• GOAL
Write out each entry again. Keep every word exactly as it is.

• RECORDS TO PROCESS
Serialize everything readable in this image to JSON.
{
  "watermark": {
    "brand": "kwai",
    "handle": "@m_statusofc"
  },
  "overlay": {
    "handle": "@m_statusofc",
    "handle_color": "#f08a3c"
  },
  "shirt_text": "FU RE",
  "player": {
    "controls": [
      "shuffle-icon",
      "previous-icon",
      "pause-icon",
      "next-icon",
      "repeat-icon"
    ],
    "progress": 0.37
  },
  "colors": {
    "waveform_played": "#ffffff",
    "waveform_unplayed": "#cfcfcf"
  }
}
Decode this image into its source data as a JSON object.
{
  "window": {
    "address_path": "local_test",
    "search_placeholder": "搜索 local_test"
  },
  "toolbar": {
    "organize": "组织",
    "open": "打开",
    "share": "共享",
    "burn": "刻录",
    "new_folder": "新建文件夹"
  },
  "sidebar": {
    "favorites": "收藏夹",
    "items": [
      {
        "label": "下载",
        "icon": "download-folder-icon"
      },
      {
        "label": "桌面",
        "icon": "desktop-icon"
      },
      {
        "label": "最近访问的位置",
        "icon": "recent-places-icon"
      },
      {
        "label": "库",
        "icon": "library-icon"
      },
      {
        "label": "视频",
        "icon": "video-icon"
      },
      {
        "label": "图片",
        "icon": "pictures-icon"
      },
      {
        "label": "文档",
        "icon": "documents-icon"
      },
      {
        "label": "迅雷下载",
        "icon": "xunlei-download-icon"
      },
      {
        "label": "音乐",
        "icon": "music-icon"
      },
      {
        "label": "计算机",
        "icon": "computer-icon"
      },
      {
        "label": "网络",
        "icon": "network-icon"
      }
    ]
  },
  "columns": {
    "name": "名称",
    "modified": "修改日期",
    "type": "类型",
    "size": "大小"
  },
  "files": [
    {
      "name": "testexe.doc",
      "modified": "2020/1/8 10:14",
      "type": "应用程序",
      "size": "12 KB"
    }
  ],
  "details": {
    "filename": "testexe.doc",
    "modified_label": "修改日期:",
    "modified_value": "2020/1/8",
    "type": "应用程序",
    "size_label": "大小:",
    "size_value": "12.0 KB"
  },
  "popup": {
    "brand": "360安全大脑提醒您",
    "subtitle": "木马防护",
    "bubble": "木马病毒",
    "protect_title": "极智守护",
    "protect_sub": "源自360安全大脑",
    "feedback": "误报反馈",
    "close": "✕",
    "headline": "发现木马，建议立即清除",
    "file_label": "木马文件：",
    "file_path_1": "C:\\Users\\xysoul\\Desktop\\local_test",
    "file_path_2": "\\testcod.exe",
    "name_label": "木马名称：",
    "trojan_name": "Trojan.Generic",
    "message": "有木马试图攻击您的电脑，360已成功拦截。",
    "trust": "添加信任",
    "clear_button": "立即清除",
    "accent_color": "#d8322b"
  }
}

• SOLUTION FOR THIS EXERCISE
Serialize everything readable in this image to JSON.
{
  "watermark": {
    "brand": "kwai",
    "handle": "@m_statusofc"
  },
  "overlay": {
    "handle": "@m_statusofc",
    "handle_color": "#f08a3c"
  },
  "shirt_text": "FU RE",
  "player": {
    "controls": [
      "shuffle-icon",
      "previous-icon",
      "pause-icon",
      "next-icon",
      "repeat-icon"
    ],
    "progress": 0.37
  },
  "colors": {
    "waveform_played": "#ffffff",
    "waveform_unplayed": "#cfcfcf"
  }
}
Decode this image into its source data as a JSON object.
{
  "window": {
    "address_path": "local_test",
    "search_placeholder": "搜索 local_test"
  },
  "toolbar": {
    "organize": "组织",
    "open": "打开",
    "share": "共享",
    "burn": "刻录",
    "new_folder": "新建文件夹"
  },
  "sidebar": {
    "favorites": "收藏夹",
    "items": [
      {
        "label": "下载",
        "icon": "download-folder-icon"
      },
      {
        "label": "桌面",
        "icon": "desktop-icon"
      },
      {
        "label": "最近访问的位置",
        "icon": "recent-places-icon"
      },
      {
        "label": "库",
        "icon": "library-icon"
      },
      {
        "label": "视频",
        "icon": "video-icon"
      },
      {
        "label": "图片",
        "icon": "pictures-icon"
      },
      {
        "label": "文档",
        "icon": "documents-icon"
      },
      {
        "label": "迅雷下载",
        "icon": "xunlei-download-icon"
      },
      {
        "label": "音乐",
        "icon": "music-icon"
      },
      {
        "label": "计算机",
        "icon": "computer-icon"
      },
      {
        "label": "网络",
        "icon": "network-icon"
      }
    ]
  },
  "columns": {
    "name": "名称",
    "modified": "修改日期",
    "type": "类型",
    "size": "大小"
  },
  "files": [
    {
      "name": "testexe.doc",
      "modified": "2020/1/8 10:14",
      "type": "应用程序",
      "size": "12 KB"
    }
  ],
  "details": {
    "filename": "testexe.doc",
    "modified_label": "修改日期:",
    "modified_value": "2020/1/8",
    "type": "应用程序",
    "size_label": "大小:",
    "size_value": "12.0 KB"
  },
  "popup": {
    "brand": "360安全大脑提醒您",
    "subtitle": "木马防护",
    "bubble": "木马病毒",
    "protect_title": "极智守护",
    "protect_sub": "源自360安全大脑",
    "feedback": "误报反馈",
    "close": "✕",
    "headline": "发现木马，建议立即清除",
    "file_label": "木马文件：",
    "file_path_1": "C:\\Users\\xysoul\\Desktop\\local_test",
    "file_path_2": "\\testcod.exe",
    "name_label": "木马名称：",
    "trojan_name": "Trojan.Generic",
    "message": "有木马试图攻击您的电脑，360已成功拦截。",
    "trust": "添加信任",
    "clear_button": "立即清除",
    "accent_color": "#d8322b"
  }
}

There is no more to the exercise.